BEGIN Working data

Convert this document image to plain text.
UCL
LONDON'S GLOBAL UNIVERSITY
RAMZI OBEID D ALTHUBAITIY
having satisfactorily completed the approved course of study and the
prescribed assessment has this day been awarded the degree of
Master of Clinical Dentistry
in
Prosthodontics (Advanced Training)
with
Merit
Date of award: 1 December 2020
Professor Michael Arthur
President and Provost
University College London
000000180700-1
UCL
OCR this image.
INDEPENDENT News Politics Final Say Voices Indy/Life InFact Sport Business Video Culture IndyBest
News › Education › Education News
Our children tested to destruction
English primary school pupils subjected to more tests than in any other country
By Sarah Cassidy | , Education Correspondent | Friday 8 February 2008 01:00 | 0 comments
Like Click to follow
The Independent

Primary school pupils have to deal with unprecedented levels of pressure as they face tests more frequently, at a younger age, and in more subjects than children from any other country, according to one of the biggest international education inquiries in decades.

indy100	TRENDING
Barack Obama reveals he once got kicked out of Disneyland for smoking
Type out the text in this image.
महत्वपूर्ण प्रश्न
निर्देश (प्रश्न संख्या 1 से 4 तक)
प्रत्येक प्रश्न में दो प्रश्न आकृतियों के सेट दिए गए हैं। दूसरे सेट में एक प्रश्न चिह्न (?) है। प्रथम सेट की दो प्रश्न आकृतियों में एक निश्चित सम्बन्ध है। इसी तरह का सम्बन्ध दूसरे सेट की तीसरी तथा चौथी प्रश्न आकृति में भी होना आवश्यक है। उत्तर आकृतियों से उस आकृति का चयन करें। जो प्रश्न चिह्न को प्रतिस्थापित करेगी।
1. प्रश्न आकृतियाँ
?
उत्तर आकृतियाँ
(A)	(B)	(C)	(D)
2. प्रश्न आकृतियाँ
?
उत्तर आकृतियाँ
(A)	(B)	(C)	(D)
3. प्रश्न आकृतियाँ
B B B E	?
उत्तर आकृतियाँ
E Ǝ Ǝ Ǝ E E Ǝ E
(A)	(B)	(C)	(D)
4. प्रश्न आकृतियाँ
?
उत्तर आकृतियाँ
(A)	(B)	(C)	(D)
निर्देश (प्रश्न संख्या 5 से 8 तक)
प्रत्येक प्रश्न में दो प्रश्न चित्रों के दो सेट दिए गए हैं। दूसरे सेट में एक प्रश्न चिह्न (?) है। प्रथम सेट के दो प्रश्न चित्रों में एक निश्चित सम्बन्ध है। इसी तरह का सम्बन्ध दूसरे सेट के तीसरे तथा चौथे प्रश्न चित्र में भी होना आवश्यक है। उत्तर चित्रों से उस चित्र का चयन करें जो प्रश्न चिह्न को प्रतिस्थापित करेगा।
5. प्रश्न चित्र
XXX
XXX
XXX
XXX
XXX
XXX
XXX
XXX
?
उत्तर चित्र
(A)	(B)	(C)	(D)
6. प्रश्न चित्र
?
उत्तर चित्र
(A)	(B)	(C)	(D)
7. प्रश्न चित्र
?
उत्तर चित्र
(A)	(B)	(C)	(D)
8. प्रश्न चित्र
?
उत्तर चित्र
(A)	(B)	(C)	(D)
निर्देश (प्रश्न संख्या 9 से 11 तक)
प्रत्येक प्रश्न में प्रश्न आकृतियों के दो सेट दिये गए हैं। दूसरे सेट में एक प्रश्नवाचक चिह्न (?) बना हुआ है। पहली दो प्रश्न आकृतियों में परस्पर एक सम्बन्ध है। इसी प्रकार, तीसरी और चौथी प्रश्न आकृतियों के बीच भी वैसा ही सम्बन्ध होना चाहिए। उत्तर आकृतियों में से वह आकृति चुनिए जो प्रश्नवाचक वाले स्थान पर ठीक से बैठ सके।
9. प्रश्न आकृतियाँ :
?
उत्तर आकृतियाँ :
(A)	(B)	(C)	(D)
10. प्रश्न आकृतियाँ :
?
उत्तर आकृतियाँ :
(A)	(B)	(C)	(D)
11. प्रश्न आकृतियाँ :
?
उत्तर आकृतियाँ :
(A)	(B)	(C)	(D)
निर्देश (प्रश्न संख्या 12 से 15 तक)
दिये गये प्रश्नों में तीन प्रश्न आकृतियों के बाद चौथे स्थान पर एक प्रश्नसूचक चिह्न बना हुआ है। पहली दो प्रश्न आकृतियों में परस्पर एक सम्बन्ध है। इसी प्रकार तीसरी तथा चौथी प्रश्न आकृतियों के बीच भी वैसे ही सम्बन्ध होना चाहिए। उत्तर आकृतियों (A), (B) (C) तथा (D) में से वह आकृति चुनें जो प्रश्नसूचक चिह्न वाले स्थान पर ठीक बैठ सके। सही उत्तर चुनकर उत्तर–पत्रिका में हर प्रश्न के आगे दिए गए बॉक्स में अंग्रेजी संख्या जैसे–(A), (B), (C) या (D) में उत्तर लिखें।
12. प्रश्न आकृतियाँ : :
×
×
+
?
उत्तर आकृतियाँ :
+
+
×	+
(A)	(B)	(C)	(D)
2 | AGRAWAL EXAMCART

END Working data

▶ [What the task asks]
All the data must be duplicated exactly, with nothing added or removed.

▶ [Reply]
Convert this document image to plain text.
UCL
LONDON'S GLOBAL UNIVERSITY
RAMZI OBEID D ALTHUBAITIY
having satisfactorily completed the approved course of study and the
prescribed assessment has this day been awarded the degree of
Master of Clinical Dentistry
in
Prosthodontics (Advanced Training)
with
Merit
Date of award: 1 December 2020
Professor Michael Arthur
President and Provost
University College London
000000180700-1
UCL
OCR this image.
INDEPENDENT News Politics Final Say Voices Indy/Life InFact Sport Business Video Culture IndyBest
News › Education › Education News
Our children tested to destruction
English primary school pupils subjected to more tests than in any other country
By Sarah Cassidy | , Education Correspondent | Friday 8 February 2008 01:00 | 0 comments
Like Click to follow
The Independent

Primary school pupils have to deal with unprecedented levels of pressure as they face tests more frequently, at a younger age, and in more subjects than children from any other country, according to one of the biggest international education inquiries in decades.

indy100	TRENDING
Barack Obama reveals he once got kicked out of Disneyland for smoking
Type out the text in this image.
महत्वपूर्ण प्रश्न
निर्देश (प्रश्न संख्या 1 से 4 तक)
प्रत्येक प्रश्न में दो प्रश्न आकृतियों के सेट दिए गए हैं। दूसरे सेट में एक प्रश्न चिह्न (?) है। प्रथम सेट की दो प्रश्न आकृतियों में एक निश्चित सम्बन्ध है। इसी तरह का सम्बन्ध दूसरे सेट की तीसरी तथा चौथी प्रश्न आकृति में भी होना आवश्यक है। उत्तर आकृतियों से उस आकृति का चयन करें। जो प्रश्न चिह्न को प्रतिस्थापित करेगी।
1. प्रश्न आकृतियाँ
?
उत्तर आकृतियाँ
(A)	(B)	(C)	(D)
2. प्रश्न आकृतियाँ
?
उत्तर आकृतियाँ
(A)	(B)	(C)	(D)
3. प्रश्न आकृतियाँ
B B B E	?
उत्तर आकृतियाँ
E Ǝ Ǝ Ǝ E E Ǝ E
(A)	(B)	(C)	(D)
4. प्रश्न आकृतियाँ
?
उत्तर आकृतियाँ
(A)	(B)	(C)	(D)
निर्देश (प्रश्न संख्या 5 से 8 तक)
प्रत्येक प्रश्न में दो प्रश्न चित्रों के दो सेट दिए गए हैं। दूसरे सेट में एक प्रश्न चिह्न (?) है। प्रथम सेट के दो प्रश्न चित्रों में एक निश्चित सम्बन्ध है। इसी तरह का सम्बन्ध दूसरे सेट के तीसरे तथा चौथे प्रश्न चित्र में भी होना आवश्यक है। उत्तर चित्रों से उस चित्र का चयन करें जो प्रश्न चिह्न को प्रतिस्थापित करेगा।
5. प्रश्न चित्र
XXX
XXX
XXX
XXX
XXX
XXX
XXX
XXX
?
उत्तर चित्र
(A)	(B)	(C)	(D)
6. प्रश्न चित्र
?
उत्तर चित्र
(A)	(B)	(C)	(D)
7. प्रश्न चित्र
?
उत्तर चित्र
(A)	(B)	(C)	(D)
8. प्रश्न चित्र
?
उत्तर चित्र
(A)	(B)	(C)	(D)
निर्देश (प्रश्न संख्या 9 से 11 तक)
प्रत्येक प्रश्न में प्रश्न आकृतियों के दो सेट दिये गए हैं। दूसरे सेट में एक प्रश्नवाचक चिह्न (?) बना हुआ है। पहली दो प्रश्न आकृतियों में परस्पर एक सम्बन्ध है। इसी प्रकार, तीसरी और चौथी प्रश्न आकृतियों के बीच भी वैसा ही सम्बन्ध होना चाहिए। उत्तर आकृतियों में से वह आकृति चुनिए जो प्रश्नवाचक वाले स्थान पर ठीक से बैठ सके।
9. प्रश्न आकृतियाँ :
?
उत्तर आकृतियाँ :
(A)	(B)	(C)	(D)
10. प्रश्न आकृतियाँ :
?
उत्तर आकृतियाँ :
(A)	(B)	(C)	(D)
11. प्रश्न आकृतियाँ :
?
उत्तर आकृतियाँ :
(A)	(B)	(C)	(D)
निर्देश (प्रश्न संख्या 12 से 15 तक)
दिये गये प्रश्नों में तीन प्रश्न आकृतियों के बाद चौथे स्थान पर एक प्रश्नसूचक चिह्न बना हुआ है। पहली दो प्रश्न आकृतियों में परस्पर एक सम्बन्ध है। इसी प्रकार तीसरी तथा चौथी प्रश्न आकृतियों के बीच भी वैसे ही सम्बन्ध होना चाहिए। उत्तर आकृतियों (A), (B) (C) तथा (D) में से वह आकृति चुनें जो प्रश्नसूचक चिह्न वाले स्थान पर ठीक बैठ सके। सही उत्तर चुनकर उत्तर–पत्रिका में हर प्रश्न के आगे दिए गए बॉक्स में अंग्रेजी संख्या जैसे–(A), (B), (C) या (D) में उत्तर लिखें।
12. प्रश्न आकृतियाँ : :
×
×
+
?
उत्तर आकृतियाँ :
+
+
×	+
(A)	(B)	(C)	(D)
2 | AGRAWAL EXAMCART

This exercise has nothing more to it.